▶ Source excerpt

Jonathan Marc Sherman (born October 10, 1968) is a contemporary American playwright, poet, and actor. He submitted plays for several years to Young Playwrights Inc.'s National Playwrights Competition before they did a staged reading of his one-act, Serendipity and Serenity in 1987, followed by a full production of his next play, Women and Wallace (1988).

Jonathan is married to Alexandra Shiva, they have two children, a daughter and a son Thea and Sam Sherman

Plays

Serendipity and Serenity
1987. Young Playwrights Festival at Playwrights Horizons (staged reading)

Women and Wallace
1988. Foundation of the Dramatists Guild (now Young Playwrights Inc.) Young Playwrights Festival at Playwrights Horizons. Josh Hamilton as Wallace
1990. American Playhouse (PBS television), with Josh Hamilton (Wallace), Joan Copeland, Shaie Dively, Erica Gimpel, Joanna Going, Mary Joy, Debra Monk, Cynthia Nixon, and Jill Tasker. Directed by Don Scardino.

Jesus on the Oil Tank
Winner of the 21st Century Playwrights Award

Sons and Fathers
The short play is about a family of two brothers, Toby and Max, and their father, fifteen years after the mother committed suicide. Toby, an idealist who has never quite recovered from his mother's death, still wears diapers at the age of 21 and hardly leaves the house. His older brother Max often lectures him on the ways of life and love. Joanna, a new representative for the diaper company responsible for Toby's deliveries, makes a delivery and Toby instantly falls in love.  The play ends with Toby leaving the house, and more symbolically, his dependence on his mother's memory, to be with Joanna.

The play was written in 1991, and was performed by Ethan Hawke's Malaparte Theater Company in New York City. Calista Flockhart played Joanna, Josh Hamilton (actor) played Toby and Ethan Hawke played Max. In the play's earlier incarnation as a workshop reading, Sherman himself played the part of Toby.

▶ Dataset content
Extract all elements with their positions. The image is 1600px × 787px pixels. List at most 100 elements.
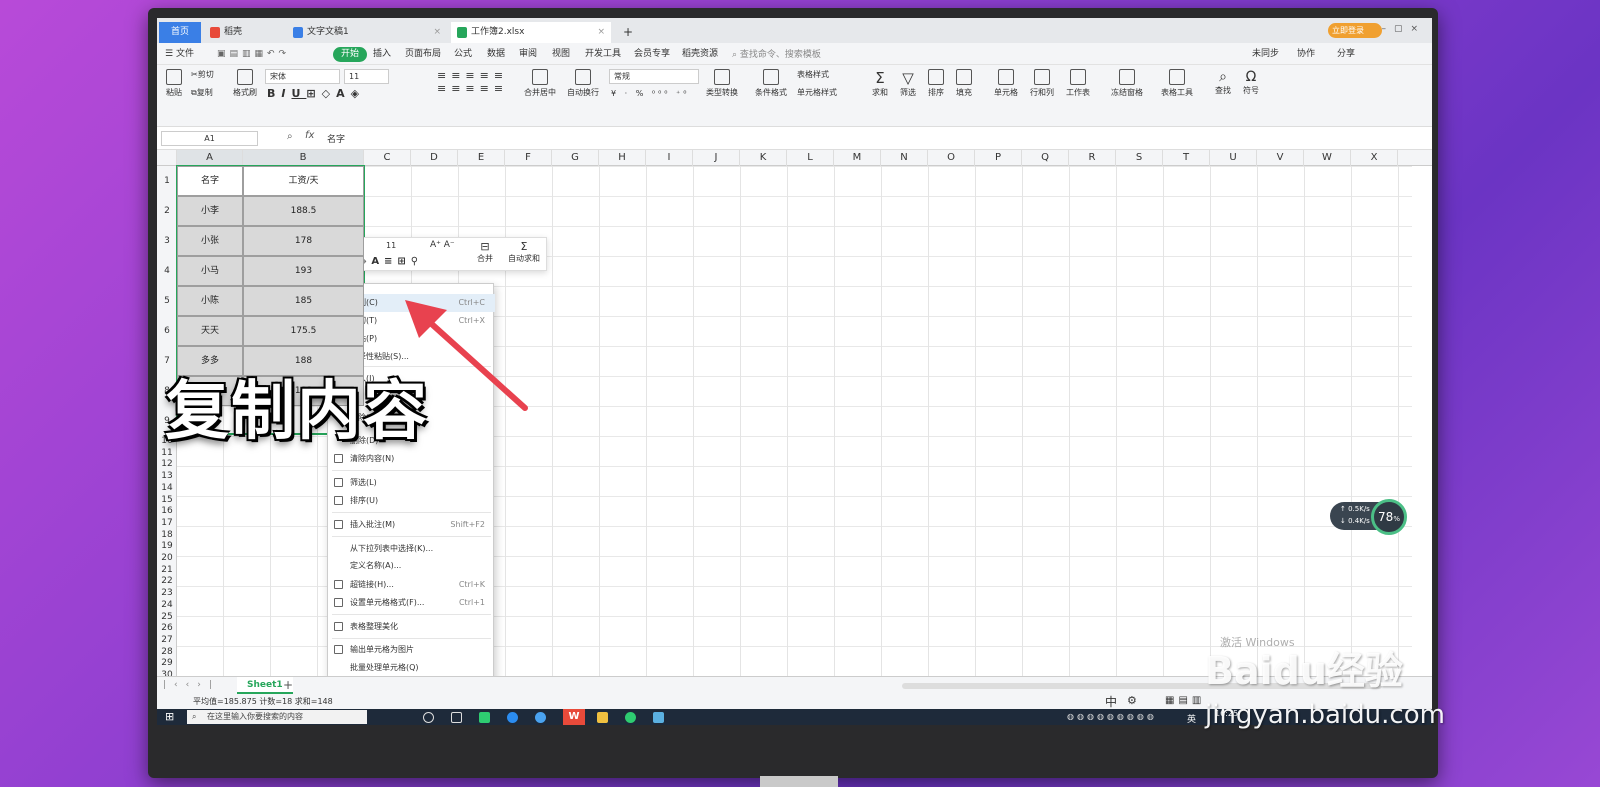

▶ Work to do
(1) From the article on Jonathan Marc Sherman, extract the part that opens with the words containing "Jonathan Marc Sherman" and closes with "and Wallace (1988).", copying it word for word.
(2) Decide whether each statement below agrees with the article on Jonathan Marc Sherman, answering yes or no and quoting the deciding words of the article.
(a) The 1990 television version of Women and Wallace was directed by Don Scardino.
(b) In Sons and Fathers, Max is Toby's younger brother.
(c) Ethan Hawke played Toby in the Malaparte Theater Company production of Sons and Fathers.
(3) Write a continuation of the article on Jonathan Marc Sherman, starting right after its final sentence.

▶ Answers below
(1)
Jonathan Marc Sherman (born October 10, 1968) is a contemporary American playwright, poet, and actor. He submitted plays for several years to Young Playwrights Inc.'s National Playwrights Competition before they did a staged reading of his one-act, Serendipity and Serenity in 1987, followed by a full production of his next play, Women and Wallace (1988).

(2)
(a) Yes: "1990. American Playhouse (PBS television), with Josh Hamilton (Wallace), Joan Copeland, Shaie Dively, Erica Gimpel, Joanna Going, Mary Joy, Debra Monk, Cynthia Nixon, and Jill Tasker. Directed by Don Scardino."
(b) No: "His older brother Max often lectures him on the ways of life and love."
(c) No: "Josh Hamilton (actor) played Toby and Ethan Hawke played Max."

(3)
Veins and Thumbtacks
 1991. Los Angeles Theatre Center. Jimmy Bonaparte: Fisher Stevens
 1994. Malaparte (theater company) in New York City. Jimmy Bonaparte: Frank Whaley
 2001. Basis for Frank Whaley's movie The Jimmy Show, with Frank Whaley, Carla Gugino, Ethan Hawke, and Lynn Cohen.

Sophistry
 March, 1993. Playwrights Horizons. With Linda Atkinson, Nadia Dajani, Ethan Hawke, Katherine Hiler, Scarlett Johansson, Dick Latessa, Anthony Rapp, Jonathan Marc Sherman, and Steve Zahn
 September–November, 1993. Playwrights Horizons. With Linda Atkinson, Nadia Dajani, Calista Flockhart, Ethan Hawke, Austin Pendleton, Anthony Rapp, Jonathan Marc Sherman, and Steve Zahn.

Wonderful Time
1995. WPA Theater in New York City.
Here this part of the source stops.